* [Do this]:
Filter the records for lines holding the string "name".

____ Data lines

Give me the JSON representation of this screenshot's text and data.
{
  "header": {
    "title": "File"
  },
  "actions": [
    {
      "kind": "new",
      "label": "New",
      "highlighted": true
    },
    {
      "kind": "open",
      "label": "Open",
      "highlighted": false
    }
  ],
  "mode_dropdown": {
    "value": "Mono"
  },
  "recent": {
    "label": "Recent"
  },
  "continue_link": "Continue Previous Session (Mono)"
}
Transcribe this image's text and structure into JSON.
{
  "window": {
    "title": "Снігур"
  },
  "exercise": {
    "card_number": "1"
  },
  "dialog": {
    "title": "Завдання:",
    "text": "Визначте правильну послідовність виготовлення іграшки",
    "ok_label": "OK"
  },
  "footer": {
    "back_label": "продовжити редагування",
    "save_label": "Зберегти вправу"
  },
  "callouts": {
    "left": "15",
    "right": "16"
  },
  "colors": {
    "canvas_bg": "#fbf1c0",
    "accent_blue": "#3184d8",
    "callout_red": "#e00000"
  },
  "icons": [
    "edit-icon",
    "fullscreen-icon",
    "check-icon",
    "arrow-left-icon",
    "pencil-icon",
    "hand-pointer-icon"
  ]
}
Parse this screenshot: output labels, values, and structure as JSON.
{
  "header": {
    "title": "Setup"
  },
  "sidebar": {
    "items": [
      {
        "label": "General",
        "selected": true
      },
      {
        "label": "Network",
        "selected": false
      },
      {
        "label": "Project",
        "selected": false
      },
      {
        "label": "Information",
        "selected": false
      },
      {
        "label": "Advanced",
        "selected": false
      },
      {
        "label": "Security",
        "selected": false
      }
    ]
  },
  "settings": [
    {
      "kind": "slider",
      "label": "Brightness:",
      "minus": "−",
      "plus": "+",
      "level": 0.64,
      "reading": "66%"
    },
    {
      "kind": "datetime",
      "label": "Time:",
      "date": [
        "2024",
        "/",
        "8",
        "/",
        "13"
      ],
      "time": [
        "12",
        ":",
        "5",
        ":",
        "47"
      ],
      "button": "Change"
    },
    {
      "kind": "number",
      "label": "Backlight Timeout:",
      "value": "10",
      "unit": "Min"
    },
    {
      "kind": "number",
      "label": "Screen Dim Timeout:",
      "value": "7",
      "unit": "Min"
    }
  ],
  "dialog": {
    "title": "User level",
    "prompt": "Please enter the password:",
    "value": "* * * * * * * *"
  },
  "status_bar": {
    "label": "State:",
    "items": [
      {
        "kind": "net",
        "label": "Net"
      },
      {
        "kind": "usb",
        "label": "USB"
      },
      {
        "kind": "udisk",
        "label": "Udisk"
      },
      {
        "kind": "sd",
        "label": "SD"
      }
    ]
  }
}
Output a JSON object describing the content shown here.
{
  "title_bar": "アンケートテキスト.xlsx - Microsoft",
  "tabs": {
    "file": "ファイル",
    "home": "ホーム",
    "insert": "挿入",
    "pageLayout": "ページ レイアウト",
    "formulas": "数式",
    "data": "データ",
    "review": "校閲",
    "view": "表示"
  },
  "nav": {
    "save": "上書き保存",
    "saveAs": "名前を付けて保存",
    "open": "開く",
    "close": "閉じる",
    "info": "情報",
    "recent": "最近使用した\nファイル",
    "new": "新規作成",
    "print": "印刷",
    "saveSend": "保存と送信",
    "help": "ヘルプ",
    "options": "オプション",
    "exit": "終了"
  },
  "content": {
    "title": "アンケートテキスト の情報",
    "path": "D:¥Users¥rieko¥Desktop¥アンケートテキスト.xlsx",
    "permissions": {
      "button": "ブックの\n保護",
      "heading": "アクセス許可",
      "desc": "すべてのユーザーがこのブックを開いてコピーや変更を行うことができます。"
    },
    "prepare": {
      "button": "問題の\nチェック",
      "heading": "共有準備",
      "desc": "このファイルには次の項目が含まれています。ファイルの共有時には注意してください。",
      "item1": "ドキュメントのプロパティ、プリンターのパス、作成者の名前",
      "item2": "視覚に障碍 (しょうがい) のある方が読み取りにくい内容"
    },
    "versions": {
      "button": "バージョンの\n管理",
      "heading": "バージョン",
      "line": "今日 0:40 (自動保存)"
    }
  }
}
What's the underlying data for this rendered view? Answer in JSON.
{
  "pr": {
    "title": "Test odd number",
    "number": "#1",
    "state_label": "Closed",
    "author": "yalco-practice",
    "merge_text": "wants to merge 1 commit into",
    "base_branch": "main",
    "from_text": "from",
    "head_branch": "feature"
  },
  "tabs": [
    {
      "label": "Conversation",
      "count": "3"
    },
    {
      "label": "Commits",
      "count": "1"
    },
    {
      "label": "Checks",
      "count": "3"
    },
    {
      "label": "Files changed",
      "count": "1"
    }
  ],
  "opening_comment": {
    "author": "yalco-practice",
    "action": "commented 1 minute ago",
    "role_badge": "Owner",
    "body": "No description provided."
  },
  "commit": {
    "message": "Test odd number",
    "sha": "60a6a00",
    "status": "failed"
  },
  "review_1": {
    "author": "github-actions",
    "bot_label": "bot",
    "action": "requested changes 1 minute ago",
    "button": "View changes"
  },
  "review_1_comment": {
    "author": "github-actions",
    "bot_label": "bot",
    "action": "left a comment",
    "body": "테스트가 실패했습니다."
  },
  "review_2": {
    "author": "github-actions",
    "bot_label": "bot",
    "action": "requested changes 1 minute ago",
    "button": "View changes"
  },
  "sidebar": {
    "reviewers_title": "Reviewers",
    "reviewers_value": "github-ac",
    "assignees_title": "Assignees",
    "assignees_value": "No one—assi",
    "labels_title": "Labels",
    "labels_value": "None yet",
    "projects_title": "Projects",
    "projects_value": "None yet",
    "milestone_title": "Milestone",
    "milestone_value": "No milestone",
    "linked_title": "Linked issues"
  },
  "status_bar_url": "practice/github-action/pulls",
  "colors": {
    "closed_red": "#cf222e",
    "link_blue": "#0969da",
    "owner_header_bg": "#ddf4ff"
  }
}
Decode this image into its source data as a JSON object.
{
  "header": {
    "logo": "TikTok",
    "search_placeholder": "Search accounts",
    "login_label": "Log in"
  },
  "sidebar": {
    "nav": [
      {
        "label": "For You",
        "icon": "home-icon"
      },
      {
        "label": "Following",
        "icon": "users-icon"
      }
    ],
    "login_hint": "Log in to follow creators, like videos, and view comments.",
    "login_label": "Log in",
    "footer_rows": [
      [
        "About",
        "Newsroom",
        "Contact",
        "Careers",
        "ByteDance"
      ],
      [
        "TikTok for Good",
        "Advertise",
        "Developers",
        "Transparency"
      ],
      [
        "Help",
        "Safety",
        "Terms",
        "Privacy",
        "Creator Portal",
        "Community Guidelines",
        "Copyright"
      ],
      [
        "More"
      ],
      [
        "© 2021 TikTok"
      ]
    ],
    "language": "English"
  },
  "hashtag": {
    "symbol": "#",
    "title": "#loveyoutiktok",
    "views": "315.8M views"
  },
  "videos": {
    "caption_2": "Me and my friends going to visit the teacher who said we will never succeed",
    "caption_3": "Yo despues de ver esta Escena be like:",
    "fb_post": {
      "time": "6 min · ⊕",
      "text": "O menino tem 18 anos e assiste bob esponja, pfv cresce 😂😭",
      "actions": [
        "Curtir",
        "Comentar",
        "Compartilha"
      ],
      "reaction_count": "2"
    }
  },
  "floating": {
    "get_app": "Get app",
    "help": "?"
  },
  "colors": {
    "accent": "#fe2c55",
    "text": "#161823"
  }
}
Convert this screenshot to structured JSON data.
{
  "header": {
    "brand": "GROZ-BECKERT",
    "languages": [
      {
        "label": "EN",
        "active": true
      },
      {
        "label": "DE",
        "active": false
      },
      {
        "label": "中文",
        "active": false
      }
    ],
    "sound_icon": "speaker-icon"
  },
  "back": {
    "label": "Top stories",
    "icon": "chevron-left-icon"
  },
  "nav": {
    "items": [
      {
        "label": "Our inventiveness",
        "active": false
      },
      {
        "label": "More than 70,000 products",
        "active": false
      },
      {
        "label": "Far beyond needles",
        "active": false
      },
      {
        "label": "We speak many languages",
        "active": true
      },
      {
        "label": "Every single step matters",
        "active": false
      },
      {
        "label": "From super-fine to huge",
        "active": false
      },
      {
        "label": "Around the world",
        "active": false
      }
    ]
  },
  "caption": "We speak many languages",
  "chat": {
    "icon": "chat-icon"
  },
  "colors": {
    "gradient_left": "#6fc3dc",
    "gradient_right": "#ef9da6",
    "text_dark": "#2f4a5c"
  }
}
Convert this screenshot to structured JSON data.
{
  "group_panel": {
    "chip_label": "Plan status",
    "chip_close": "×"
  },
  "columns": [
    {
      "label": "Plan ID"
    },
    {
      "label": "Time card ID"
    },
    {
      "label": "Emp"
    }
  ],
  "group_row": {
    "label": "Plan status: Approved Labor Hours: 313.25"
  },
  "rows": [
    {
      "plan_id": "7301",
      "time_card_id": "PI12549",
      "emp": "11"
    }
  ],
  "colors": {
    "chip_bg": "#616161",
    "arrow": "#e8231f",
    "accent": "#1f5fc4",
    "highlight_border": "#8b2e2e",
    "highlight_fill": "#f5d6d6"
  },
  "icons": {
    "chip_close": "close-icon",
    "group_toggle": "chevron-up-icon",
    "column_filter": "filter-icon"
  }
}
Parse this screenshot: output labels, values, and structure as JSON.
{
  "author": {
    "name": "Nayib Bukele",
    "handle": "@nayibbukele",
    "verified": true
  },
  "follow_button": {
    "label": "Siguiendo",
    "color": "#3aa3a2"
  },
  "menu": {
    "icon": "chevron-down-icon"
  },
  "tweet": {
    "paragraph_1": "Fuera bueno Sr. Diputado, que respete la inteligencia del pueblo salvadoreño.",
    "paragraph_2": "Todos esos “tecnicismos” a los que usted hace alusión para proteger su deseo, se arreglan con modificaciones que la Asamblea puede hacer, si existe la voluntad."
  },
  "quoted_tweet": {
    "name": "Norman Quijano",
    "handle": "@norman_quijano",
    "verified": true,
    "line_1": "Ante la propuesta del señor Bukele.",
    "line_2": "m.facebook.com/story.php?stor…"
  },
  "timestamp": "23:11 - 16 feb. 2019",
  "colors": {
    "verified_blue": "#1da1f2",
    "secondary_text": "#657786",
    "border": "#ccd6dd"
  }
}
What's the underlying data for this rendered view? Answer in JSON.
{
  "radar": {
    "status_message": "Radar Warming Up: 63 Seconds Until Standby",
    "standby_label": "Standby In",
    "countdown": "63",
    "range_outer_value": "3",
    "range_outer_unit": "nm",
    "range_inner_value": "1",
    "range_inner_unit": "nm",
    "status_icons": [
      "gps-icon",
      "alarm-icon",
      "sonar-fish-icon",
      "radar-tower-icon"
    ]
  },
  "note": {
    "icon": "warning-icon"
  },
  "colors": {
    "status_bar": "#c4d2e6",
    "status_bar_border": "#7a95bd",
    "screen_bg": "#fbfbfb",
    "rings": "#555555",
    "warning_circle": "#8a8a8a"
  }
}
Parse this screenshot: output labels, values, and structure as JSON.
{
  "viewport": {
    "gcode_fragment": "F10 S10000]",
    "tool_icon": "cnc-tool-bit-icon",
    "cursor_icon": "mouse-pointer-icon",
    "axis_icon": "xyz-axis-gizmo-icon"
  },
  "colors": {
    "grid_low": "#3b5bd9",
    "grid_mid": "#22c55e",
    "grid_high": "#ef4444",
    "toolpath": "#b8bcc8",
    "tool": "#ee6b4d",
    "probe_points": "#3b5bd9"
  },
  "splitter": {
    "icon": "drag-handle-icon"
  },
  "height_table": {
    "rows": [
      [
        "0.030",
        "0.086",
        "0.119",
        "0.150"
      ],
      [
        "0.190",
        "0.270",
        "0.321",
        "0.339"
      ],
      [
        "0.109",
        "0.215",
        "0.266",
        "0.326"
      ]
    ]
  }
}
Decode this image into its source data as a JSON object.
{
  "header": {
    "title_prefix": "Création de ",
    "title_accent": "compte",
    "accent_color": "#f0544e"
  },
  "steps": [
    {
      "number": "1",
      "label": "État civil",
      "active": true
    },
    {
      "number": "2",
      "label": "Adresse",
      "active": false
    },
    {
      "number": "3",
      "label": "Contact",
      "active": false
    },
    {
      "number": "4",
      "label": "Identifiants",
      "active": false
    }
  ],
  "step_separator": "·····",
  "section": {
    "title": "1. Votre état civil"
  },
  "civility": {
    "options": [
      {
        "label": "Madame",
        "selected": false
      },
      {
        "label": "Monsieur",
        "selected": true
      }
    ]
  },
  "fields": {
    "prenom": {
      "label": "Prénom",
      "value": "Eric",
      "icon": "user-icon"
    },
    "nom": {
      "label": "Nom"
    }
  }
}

________

* [Solution for this task]:
    "name": "Nayib Bukele",
    "name": "Norman Quijano",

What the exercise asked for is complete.